(Items from a data source)
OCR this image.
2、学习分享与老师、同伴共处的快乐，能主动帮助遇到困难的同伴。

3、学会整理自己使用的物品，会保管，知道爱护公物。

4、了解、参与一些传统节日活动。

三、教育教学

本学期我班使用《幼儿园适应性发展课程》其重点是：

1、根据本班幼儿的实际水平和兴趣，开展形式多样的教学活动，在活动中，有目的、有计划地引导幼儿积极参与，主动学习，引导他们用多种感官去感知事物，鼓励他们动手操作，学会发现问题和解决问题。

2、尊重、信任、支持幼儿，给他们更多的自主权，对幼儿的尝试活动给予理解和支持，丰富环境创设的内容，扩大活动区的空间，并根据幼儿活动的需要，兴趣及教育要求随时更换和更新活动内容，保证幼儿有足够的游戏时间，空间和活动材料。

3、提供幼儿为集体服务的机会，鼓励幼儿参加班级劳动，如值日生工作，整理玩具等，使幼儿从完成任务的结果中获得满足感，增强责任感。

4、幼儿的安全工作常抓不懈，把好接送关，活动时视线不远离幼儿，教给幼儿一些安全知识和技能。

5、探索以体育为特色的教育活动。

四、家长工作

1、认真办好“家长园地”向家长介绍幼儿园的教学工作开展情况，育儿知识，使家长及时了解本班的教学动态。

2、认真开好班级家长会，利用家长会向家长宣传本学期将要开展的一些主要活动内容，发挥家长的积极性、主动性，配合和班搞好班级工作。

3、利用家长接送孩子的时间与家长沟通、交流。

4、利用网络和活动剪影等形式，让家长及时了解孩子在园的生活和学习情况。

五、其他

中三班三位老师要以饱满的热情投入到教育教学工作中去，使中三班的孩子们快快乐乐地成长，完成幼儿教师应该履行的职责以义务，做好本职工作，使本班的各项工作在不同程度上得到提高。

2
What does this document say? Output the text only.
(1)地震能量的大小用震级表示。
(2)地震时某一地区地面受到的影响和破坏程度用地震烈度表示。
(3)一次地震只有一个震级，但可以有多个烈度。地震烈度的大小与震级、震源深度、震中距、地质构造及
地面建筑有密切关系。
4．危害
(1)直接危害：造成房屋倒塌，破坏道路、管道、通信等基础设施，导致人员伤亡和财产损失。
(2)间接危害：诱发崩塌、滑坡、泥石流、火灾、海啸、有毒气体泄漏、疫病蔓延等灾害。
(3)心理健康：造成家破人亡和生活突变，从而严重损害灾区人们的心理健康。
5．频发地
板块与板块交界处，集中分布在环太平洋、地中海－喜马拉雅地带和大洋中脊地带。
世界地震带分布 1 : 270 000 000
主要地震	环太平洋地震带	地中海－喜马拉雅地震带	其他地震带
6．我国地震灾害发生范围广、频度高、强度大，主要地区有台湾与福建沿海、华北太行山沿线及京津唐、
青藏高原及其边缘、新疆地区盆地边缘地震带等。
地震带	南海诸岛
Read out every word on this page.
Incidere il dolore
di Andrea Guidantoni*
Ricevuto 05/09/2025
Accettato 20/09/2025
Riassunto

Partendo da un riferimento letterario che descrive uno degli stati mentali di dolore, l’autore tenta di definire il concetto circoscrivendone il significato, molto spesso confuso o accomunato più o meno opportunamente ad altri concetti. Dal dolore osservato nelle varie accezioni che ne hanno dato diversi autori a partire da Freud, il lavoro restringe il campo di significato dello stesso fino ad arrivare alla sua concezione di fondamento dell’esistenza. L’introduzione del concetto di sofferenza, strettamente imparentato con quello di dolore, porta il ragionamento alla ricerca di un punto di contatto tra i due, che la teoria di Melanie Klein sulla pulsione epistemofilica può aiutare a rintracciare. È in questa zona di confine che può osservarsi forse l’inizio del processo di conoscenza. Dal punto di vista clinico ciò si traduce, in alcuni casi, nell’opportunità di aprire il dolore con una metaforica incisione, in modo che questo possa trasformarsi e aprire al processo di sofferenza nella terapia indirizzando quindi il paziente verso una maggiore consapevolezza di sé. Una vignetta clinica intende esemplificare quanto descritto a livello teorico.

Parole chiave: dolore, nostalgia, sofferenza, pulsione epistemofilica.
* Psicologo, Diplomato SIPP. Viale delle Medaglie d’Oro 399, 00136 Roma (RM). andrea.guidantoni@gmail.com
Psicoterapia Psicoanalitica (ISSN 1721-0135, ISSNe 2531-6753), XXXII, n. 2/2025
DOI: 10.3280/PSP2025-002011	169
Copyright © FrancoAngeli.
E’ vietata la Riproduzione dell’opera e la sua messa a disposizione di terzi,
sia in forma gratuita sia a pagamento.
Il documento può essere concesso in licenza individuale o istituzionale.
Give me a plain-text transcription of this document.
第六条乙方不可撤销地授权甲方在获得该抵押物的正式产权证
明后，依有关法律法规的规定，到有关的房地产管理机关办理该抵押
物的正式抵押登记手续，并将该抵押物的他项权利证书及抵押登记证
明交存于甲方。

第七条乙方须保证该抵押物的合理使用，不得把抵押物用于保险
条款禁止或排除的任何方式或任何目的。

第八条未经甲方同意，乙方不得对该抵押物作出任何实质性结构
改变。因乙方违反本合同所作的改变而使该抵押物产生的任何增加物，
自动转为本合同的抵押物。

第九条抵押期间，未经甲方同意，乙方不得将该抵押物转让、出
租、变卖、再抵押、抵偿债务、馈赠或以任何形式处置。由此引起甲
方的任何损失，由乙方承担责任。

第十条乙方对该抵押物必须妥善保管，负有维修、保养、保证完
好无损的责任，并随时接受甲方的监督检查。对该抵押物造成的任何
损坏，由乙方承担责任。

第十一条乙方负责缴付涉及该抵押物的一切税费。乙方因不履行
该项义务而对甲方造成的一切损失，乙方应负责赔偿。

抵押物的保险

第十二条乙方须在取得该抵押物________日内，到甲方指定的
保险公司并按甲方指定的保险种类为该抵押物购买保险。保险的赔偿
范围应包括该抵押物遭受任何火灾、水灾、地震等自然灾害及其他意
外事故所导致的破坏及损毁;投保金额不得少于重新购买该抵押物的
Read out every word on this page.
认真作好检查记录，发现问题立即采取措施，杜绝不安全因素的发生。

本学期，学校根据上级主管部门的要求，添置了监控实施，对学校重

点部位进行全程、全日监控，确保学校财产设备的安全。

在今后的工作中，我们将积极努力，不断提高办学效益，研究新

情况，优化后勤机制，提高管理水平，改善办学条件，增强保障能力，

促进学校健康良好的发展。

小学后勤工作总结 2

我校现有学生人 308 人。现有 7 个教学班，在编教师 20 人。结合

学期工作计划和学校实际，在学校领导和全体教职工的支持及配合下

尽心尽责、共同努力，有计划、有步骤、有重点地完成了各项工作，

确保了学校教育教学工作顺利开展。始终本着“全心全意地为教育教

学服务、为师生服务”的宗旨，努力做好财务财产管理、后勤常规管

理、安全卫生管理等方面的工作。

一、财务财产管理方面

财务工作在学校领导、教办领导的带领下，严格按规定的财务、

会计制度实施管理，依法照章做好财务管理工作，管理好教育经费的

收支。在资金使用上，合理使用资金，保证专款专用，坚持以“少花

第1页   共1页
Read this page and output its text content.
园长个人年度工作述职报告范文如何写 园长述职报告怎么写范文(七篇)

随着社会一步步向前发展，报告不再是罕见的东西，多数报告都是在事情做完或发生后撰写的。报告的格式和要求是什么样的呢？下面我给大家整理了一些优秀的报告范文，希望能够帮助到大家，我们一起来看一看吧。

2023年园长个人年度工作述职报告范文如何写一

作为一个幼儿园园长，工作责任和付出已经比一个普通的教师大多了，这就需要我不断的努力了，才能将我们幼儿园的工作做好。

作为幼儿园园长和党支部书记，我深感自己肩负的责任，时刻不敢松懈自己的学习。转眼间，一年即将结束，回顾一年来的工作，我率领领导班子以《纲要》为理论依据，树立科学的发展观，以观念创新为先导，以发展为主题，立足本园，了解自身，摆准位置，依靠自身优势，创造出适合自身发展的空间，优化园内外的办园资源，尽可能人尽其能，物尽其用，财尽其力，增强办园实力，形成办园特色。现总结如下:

Exercise description – Work out how many lines of the data hold the string "pulsione". Reply with that number alone.

Complete output – 2